_Passage given_
Boy, it’s Father’s Day again it kind of crept up on the Summer.  It’s a nice idea to honor dads but as a holiday compared to Mother’s Day we are a distant second, an afterthought. Last month when the church Mission Support event was scheduled for this afternoon none of the 3 pastors (all fathers) even realized it was on Father’s Day. I think my wife pointed that out to me later, oops. So not even the Dads are paying attention to our own special day either.
I joke of course. But we fathers don’t necessarily need that kind of outward gesture of appreciation and affection. Unlike mothers we don’t automatically relate to or identify with the emotional bonds that exist, or ought to exist, with our children. It’s complicated. We’re not comfortable with the emotion of it. We were raised by a generation of fathers of a past traditional paternal role where all this touchy feely kind of close relationship was not expected.

_Requests_
1. In the Father's Day passage, how many of the pastors realized that the Mission Support event had been scheduled on Father's Day?
2. Proceed with the Father's Day passage, picking up after its final sentence.

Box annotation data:
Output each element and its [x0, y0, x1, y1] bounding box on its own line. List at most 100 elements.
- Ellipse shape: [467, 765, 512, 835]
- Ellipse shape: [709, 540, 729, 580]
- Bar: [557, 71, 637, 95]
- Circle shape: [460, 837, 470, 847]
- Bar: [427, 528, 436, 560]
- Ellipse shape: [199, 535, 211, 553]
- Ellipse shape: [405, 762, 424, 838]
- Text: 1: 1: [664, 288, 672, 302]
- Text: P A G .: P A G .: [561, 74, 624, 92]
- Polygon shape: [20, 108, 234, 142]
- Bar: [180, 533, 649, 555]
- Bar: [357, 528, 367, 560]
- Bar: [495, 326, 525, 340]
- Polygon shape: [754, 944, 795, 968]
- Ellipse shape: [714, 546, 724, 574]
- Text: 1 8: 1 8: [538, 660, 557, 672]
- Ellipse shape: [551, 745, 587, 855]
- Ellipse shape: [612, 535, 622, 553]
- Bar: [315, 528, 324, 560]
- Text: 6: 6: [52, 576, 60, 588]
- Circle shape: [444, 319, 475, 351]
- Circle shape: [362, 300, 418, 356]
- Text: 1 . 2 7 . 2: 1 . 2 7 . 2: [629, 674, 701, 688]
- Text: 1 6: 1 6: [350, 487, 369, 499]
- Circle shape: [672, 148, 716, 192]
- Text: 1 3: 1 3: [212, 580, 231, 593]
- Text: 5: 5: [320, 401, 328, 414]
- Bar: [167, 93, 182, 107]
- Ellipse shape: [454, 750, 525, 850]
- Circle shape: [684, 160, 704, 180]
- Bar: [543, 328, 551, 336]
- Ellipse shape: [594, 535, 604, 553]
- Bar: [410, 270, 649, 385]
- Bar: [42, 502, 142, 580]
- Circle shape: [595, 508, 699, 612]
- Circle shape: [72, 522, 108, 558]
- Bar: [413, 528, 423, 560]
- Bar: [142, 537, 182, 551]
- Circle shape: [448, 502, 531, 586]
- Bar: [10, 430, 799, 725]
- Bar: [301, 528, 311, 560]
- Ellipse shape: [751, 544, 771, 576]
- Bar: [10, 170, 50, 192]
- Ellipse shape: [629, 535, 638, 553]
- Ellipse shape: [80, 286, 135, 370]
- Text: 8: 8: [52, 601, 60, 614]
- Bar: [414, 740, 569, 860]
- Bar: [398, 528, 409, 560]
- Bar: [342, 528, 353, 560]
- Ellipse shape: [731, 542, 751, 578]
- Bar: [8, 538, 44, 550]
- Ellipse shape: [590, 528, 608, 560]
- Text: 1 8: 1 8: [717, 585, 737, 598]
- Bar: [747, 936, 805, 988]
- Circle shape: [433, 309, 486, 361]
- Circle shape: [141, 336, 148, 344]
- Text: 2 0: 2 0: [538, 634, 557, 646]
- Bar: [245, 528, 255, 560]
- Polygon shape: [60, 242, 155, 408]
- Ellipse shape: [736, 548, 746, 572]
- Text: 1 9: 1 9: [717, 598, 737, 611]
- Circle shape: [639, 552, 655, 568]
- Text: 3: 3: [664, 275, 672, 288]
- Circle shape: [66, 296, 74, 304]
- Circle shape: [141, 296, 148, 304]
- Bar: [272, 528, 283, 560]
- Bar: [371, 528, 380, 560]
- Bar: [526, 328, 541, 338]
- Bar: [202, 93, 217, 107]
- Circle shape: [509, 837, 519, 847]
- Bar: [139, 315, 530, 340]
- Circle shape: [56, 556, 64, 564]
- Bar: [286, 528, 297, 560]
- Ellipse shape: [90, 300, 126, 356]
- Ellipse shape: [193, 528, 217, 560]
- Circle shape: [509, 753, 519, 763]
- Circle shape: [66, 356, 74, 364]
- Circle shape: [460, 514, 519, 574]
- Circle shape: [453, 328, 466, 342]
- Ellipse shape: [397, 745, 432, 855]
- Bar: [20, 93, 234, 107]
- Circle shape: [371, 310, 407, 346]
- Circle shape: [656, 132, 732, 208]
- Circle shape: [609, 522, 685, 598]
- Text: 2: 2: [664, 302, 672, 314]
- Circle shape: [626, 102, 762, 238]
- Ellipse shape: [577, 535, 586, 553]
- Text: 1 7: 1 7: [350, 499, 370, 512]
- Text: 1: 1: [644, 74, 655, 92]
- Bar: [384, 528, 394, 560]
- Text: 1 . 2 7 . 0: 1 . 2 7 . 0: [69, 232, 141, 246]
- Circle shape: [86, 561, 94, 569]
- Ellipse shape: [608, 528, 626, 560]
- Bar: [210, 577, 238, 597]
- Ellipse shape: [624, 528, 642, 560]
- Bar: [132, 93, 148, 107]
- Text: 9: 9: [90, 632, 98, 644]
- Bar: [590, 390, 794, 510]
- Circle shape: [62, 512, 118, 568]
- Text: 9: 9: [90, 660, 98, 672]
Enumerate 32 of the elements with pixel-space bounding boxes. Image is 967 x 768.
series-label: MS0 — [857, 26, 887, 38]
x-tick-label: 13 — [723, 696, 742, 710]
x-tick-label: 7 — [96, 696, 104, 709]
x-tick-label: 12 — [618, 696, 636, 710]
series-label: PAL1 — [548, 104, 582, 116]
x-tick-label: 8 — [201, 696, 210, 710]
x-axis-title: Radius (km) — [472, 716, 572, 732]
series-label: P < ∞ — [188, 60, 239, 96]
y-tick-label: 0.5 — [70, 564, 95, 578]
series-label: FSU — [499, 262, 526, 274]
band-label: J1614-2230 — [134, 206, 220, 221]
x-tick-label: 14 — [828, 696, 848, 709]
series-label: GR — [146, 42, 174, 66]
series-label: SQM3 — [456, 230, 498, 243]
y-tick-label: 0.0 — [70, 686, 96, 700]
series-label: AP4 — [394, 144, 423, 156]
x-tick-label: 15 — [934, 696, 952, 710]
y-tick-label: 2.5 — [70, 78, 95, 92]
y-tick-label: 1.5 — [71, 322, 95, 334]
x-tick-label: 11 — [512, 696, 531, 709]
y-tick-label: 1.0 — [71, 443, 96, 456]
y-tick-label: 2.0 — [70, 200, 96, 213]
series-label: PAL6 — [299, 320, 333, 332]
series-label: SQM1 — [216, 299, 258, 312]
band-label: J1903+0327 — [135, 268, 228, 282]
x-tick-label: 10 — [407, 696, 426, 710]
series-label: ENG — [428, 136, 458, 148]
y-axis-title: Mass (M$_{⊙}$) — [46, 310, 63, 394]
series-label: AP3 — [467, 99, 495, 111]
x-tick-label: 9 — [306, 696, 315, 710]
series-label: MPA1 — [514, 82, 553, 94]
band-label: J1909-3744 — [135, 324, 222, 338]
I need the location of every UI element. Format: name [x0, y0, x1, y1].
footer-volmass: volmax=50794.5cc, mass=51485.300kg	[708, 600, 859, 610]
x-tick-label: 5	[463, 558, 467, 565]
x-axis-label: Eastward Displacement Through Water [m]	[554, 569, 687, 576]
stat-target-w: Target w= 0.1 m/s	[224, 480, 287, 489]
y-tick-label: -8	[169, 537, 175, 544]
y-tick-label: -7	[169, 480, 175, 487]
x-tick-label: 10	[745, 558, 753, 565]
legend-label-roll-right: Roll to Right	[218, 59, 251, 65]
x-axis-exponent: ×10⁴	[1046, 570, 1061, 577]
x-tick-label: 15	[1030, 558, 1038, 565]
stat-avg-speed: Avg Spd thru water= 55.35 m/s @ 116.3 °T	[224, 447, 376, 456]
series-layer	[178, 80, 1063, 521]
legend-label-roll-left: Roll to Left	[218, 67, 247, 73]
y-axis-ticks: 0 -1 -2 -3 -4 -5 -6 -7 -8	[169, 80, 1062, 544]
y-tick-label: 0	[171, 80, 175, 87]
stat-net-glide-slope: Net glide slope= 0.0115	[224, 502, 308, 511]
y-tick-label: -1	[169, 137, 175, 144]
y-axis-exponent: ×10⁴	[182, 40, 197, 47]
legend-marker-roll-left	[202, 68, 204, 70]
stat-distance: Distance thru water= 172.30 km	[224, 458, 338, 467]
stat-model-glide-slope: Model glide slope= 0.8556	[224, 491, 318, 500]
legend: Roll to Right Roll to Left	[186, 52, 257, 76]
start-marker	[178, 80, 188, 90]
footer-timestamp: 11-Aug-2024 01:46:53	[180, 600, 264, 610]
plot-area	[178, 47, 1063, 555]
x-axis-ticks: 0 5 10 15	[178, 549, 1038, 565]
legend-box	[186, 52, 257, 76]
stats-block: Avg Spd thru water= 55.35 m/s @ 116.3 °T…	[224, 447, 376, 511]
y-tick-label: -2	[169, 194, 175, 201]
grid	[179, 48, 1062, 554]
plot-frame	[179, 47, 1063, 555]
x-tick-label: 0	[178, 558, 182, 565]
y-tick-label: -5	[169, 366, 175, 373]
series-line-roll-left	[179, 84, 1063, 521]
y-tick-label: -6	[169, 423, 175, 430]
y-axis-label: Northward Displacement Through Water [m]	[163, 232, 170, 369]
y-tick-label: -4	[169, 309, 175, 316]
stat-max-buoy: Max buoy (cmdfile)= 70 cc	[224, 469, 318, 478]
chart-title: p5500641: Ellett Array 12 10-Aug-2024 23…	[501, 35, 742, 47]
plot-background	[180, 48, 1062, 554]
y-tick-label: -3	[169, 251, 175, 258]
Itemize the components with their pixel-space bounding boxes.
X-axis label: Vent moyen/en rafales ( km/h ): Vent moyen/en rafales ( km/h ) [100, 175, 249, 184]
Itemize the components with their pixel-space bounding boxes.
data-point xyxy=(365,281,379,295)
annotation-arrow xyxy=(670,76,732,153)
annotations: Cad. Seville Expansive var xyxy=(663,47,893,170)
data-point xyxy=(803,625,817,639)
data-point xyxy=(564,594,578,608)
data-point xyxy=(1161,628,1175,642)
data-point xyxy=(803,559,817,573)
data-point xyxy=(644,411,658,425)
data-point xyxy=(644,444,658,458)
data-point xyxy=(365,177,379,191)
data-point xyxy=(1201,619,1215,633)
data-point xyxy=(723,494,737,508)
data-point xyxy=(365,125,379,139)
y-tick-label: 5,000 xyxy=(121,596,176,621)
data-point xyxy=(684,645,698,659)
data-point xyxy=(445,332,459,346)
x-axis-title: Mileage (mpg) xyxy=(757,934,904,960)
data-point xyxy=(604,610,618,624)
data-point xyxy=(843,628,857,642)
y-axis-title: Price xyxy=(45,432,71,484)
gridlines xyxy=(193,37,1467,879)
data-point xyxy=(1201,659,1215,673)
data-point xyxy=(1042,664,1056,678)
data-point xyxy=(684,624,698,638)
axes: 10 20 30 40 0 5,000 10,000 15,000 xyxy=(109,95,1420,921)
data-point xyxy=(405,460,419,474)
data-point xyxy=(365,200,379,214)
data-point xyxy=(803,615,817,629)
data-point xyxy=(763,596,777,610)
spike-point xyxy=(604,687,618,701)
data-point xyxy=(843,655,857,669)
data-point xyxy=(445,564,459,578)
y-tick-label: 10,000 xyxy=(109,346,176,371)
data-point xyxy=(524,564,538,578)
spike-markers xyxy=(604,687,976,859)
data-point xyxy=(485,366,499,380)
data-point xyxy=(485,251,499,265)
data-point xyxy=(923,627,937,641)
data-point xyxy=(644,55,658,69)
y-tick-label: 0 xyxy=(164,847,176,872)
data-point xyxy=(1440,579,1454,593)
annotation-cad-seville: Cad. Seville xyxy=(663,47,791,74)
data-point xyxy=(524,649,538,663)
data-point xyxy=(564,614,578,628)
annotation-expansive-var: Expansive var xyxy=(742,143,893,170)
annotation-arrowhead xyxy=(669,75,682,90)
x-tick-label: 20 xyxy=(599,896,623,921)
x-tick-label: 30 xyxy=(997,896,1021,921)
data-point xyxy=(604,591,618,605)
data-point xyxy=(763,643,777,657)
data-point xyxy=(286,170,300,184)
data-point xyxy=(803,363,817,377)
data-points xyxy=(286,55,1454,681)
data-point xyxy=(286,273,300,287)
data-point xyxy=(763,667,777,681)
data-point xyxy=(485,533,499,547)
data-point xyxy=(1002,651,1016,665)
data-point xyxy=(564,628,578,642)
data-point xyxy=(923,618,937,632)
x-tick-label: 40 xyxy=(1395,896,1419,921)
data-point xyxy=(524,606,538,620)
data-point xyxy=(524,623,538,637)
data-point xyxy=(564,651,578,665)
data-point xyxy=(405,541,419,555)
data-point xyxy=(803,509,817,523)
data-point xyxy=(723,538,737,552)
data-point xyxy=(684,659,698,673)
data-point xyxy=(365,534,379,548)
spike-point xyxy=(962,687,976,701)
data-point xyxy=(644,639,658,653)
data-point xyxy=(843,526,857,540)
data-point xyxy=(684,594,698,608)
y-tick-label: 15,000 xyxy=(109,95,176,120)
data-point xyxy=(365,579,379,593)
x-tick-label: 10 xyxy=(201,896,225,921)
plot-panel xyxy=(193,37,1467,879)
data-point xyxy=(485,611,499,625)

_Written responses_
1. None of the three pastors realized it.

2.
So the modern role of the father has changed for the better but we struggle with it. Our own fathers were not that relational or affectionate and so we’ve had to find a path to our children’s lives on our own. It’s especially challenging for a father and son to be close. I love being a father to my 11 year old son Julian but I struggled early on with my own issues before he and I had a stronger relationship. I wasn’t close to my own father growing up. Oh sure I have fond childhood memories of doing lots of fun things with my father like on family vacation at the beach and going salmon fishing together.  But later on as I grew older it was more difficult to find common ground between us. And as a young adult I didn’t want to listen to my father or anyone else for advice and so my relationship with him became even more strained. So after high school and even college he and I were distant, even though I still loved him but we had no way of expressing it.
But there comes a time as we grow older that we start to know and appreciate our parents as adults and so the relationship evolves to a mutual friendship. Of course the Bible says for us to honor our parents and I think it’s a challenge for the guys especially to honor their fathers. But as time goes by we age and mature and all of those obstacles that held the relationship back before hopefully fall by the way side and what remains is the love and appreciation for one another.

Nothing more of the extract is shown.